**** INFORMATION PROVIDED

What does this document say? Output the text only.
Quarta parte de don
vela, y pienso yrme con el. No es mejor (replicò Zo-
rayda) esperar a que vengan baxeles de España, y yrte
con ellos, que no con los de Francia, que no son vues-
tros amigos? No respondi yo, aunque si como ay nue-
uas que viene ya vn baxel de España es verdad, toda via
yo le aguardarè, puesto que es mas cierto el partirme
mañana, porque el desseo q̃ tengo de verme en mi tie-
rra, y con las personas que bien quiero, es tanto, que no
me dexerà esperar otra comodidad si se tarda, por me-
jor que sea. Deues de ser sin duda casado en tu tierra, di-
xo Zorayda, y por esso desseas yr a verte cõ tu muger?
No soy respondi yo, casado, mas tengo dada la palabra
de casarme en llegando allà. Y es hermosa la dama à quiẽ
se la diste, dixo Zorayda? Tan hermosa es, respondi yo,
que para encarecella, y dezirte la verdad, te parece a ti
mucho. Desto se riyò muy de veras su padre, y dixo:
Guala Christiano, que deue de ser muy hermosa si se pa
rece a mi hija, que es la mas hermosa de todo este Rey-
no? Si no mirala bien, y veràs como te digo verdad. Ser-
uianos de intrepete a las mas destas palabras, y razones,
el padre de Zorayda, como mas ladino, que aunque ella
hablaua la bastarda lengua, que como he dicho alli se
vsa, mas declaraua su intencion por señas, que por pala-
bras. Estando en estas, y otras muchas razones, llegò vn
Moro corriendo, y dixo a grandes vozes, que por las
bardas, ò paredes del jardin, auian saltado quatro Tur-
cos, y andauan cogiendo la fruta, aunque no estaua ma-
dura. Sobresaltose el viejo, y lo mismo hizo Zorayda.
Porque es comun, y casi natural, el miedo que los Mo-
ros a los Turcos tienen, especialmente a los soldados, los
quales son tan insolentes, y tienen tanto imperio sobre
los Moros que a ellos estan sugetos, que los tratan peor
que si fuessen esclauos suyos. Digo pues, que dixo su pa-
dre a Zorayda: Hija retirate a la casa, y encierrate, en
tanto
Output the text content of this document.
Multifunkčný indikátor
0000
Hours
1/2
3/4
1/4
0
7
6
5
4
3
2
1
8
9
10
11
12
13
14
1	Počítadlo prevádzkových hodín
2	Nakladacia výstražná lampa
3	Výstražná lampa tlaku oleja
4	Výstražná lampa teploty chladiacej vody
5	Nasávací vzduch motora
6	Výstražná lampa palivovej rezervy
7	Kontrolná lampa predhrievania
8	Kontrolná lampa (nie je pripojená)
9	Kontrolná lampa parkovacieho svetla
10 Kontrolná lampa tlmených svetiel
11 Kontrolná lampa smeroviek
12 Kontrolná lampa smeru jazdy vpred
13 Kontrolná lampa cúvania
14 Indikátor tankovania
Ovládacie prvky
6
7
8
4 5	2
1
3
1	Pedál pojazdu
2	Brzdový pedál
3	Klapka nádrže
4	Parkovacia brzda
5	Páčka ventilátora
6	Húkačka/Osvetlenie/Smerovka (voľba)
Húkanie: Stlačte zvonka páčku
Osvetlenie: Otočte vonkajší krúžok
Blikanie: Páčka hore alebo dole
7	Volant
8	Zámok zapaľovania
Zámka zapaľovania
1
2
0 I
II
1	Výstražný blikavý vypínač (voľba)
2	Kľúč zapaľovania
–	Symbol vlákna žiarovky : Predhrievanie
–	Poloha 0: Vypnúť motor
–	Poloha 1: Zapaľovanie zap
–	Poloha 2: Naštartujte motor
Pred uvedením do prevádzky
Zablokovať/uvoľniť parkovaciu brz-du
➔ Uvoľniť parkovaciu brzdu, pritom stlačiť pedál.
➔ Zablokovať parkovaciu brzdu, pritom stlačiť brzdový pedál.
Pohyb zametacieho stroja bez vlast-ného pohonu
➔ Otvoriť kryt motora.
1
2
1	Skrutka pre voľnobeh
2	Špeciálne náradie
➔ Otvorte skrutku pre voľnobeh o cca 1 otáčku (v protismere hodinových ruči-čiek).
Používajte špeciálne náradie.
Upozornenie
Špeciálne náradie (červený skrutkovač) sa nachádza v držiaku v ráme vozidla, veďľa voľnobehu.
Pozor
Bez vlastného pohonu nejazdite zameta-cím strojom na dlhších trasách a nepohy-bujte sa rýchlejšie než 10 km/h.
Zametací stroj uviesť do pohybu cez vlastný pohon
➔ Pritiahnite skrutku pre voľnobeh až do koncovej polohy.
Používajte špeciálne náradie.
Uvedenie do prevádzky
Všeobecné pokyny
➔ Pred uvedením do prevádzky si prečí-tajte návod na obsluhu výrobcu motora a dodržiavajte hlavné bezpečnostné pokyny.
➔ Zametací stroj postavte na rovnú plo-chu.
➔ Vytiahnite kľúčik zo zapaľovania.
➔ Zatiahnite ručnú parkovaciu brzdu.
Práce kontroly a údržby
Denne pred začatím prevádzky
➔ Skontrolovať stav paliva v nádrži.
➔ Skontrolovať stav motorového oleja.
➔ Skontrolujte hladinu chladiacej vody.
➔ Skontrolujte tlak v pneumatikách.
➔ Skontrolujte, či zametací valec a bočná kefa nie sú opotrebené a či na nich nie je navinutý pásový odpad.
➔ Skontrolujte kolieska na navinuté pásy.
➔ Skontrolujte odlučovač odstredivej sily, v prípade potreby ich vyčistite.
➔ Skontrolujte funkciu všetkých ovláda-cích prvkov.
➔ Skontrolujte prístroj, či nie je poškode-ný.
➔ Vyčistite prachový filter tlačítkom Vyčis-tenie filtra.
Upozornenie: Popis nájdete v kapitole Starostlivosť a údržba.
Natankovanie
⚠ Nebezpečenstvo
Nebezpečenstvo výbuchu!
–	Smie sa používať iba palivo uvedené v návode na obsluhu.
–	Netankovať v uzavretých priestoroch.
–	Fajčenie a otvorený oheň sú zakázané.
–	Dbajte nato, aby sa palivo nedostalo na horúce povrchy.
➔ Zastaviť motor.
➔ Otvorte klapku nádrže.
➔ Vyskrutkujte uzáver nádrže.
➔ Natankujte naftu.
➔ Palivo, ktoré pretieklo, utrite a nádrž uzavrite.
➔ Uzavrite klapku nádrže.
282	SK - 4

********

_TASK OBJECTIVE_:
All of the data must be returned exactly.

_OUTPUT OF THE TASK_:
What does this document say? Output the text only.
Quarta parte de don
vela, y pienso yrme con el. No es mejor (replicò Zo-
rayda) esperar a que vengan baxeles de España, y yrte
con ellos, que no con los de Francia, que no son vues-
tros amigos? No respondi yo, aunque si como ay nue-
uas que viene ya vn baxel de España es verdad, toda via
yo le aguardarè, puesto que es mas cierto el partirme
mañana, porque el desseo q̃ tengo de verme en mi tie-
rra, y con las personas que bien quiero, es tanto, que no
me dexerà esperar otra comodidad si se tarda, por me-
jor que sea. Deues de ser sin duda casado en tu tierra, di-
xo Zorayda, y por esso desseas yr a verte cõ tu muger?
No soy respondi yo, casado, mas tengo dada la palabra
de casarme en llegando allà. Y es hermosa la dama à quiẽ
se la diste, dixo Zorayda? Tan hermosa es, respondi yo,
que para encarecella, y dezirte la verdad, te parece a ti
mucho. Desto se riyò muy de veras su padre, y dixo:
Guala Christiano, que deue de ser muy hermosa si se pa
rece a mi hija, que es la mas hermosa de todo este Rey-
no? Si no mirala bien, y veràs como te digo verdad. Ser-
uianos de intrepete a las mas destas palabras, y razones,
el padre de Zorayda, como mas ladino, que aunque ella
hablaua la bastarda lengua, que como he dicho alli se
vsa, mas declaraua su intencion por señas, que por pala-
bras. Estando en estas, y otras muchas razones, llegò vn
Moro corriendo, y dixo a grandes vozes, que por las
bardas, ò paredes del jardin, auian saltado quatro Tur-
cos, y andauan cogiendo la fruta, aunque no estaua ma-
dura. Sobresaltose el viejo, y lo mismo hizo Zorayda.
Porque es comun, y casi natural, el miedo que los Mo-
ros a los Turcos tienen, especialmente a los soldados, los
quales son tan insolentes, y tienen tanto imperio sobre
los Moros que a ellos estan sugetos, que los tratan peor
que si fuessen esclauos suyos. Digo pues, que dixo su pa-
dre a Zorayda: Hija retirate a la casa, y encierrate, en
tanto
Output the text content of this document.
Multifunkčný indikátor
0000
Hours
1/2
3/4
1/4
0
7
6
5
4
3
2
1
8
9
10
11
12
13
14
1	Počítadlo prevádzkových hodín
2	Nakladacia výstražná lampa
3	Výstražná lampa tlaku oleja
4	Výstražná lampa teploty chladiacej vody
5	Nasávací vzduch motora
6	Výstražná lampa palivovej rezervy
7	Kontrolná lampa predhrievania
8	Kontrolná lampa (nie je pripojená)
9	Kontrolná lampa parkovacieho svetla
10 Kontrolná lampa tlmených svetiel
11 Kontrolná lampa smeroviek
12 Kontrolná lampa smeru jazdy vpred
13 Kontrolná lampa cúvania
14 Indikátor tankovania
Ovládacie prvky
6
7
8
4 5	2
1
3
1	Pedál pojazdu
2	Brzdový pedál
3	Klapka nádrže
4	Parkovacia brzda
5	Páčka ventilátora
6	Húkačka/Osvetlenie/Smerovka (voľba)
Húkanie: Stlačte zvonka páčku
Osvetlenie: Otočte vonkajší krúžok
Blikanie: Páčka hore alebo dole
7	Volant
8	Zámok zapaľovania
Zámka zapaľovania
1
2
0 I
II
1	Výstražný blikavý vypínač (voľba)
2	Kľúč zapaľovania
–	Symbol vlákna žiarovky : Predhrievanie
–	Poloha 0: Vypnúť motor
–	Poloha 1: Zapaľovanie zap
–	Poloha 2: Naštartujte motor
Pred uvedením do prevádzky
Zablokovať/uvoľniť parkovaciu brz-du
➔ Uvoľniť parkovaciu brzdu, pritom stlačiť pedál.
➔ Zablokovať parkovaciu brzdu, pritom stlačiť brzdový pedál.
Pohyb zametacieho stroja bez vlast-ného pohonu
➔ Otvoriť kryt motora.
1
2
1	Skrutka pre voľnobeh
2	Špeciálne náradie
➔ Otvorte skrutku pre voľnobeh o cca 1 otáčku (v protismere hodinových ruči-čiek).
Používajte špeciálne náradie.
Upozornenie
Špeciálne náradie (červený skrutkovač) sa nachádza v držiaku v ráme vozidla, veďľa voľnobehu.
Pozor
Bez vlastného pohonu nejazdite zameta-cím strojom na dlhších trasách a nepohy-bujte sa rýchlejšie než 10 km/h.
Zametací stroj uviesť do pohybu cez vlastný pohon
➔ Pritiahnite skrutku pre voľnobeh až do koncovej polohy.
Používajte špeciálne náradie.
Uvedenie do prevádzky
Všeobecné pokyny
➔ Pred uvedením do prevádzky si prečí-tajte návod na obsluhu výrobcu motora a dodržiavajte hlavné bezpečnostné pokyny.
➔ Zametací stroj postavte na rovnú plo-chu.
➔ Vytiahnite kľúčik zo zapaľovania.
➔ Zatiahnite ručnú parkovaciu brzdu.
Práce kontroly a údržby
Denne pred začatím prevádzky
➔ Skontrolovať stav paliva v nádrži.
➔ Skontrolovať stav motorového oleja.
➔ Skontrolujte hladinu chladiacej vody.
➔ Skontrolujte tlak v pneumatikách.
➔ Skontrolujte, či zametací valec a bočná kefa nie sú opotrebené a či na nich nie je navinutý pásový odpad.
➔ Skontrolujte kolieska na navinuté pásy.
➔ Skontrolujte odlučovač odstredivej sily, v prípade potreby ich vyčistite.
➔ Skontrolujte funkciu všetkých ovláda-cích prvkov.
➔ Skontrolujte prístroj, či nie je poškode-ný.
➔ Vyčistite prachový filter tlačítkom Vyčis-tenie filtra.
Upozornenie: Popis nájdete v kapitole Starostlivosť a údržba.
Natankovanie
⚠ Nebezpečenstvo
Nebezpečenstvo výbuchu!
–	Smie sa používať iba palivo uvedené v návode na obsluhu.
–	Netankovať v uzavretých priestoroch.
–	Fajčenie a otvorený oheň sú zakázané.
–	Dbajte nato, aby sa palivo nedostalo na horúce povrchy.
➔ Zastaviť motor.
➔ Otvorte klapku nádrže.
➔ Vyskrutkujte uzáver nádrže.
➔ Natankujte naftu.
➔ Palivo, ktoré pretieklo, utrite a nádrž uzavrite.
➔ Uzavrite klapku nádrže.
282	SK - 4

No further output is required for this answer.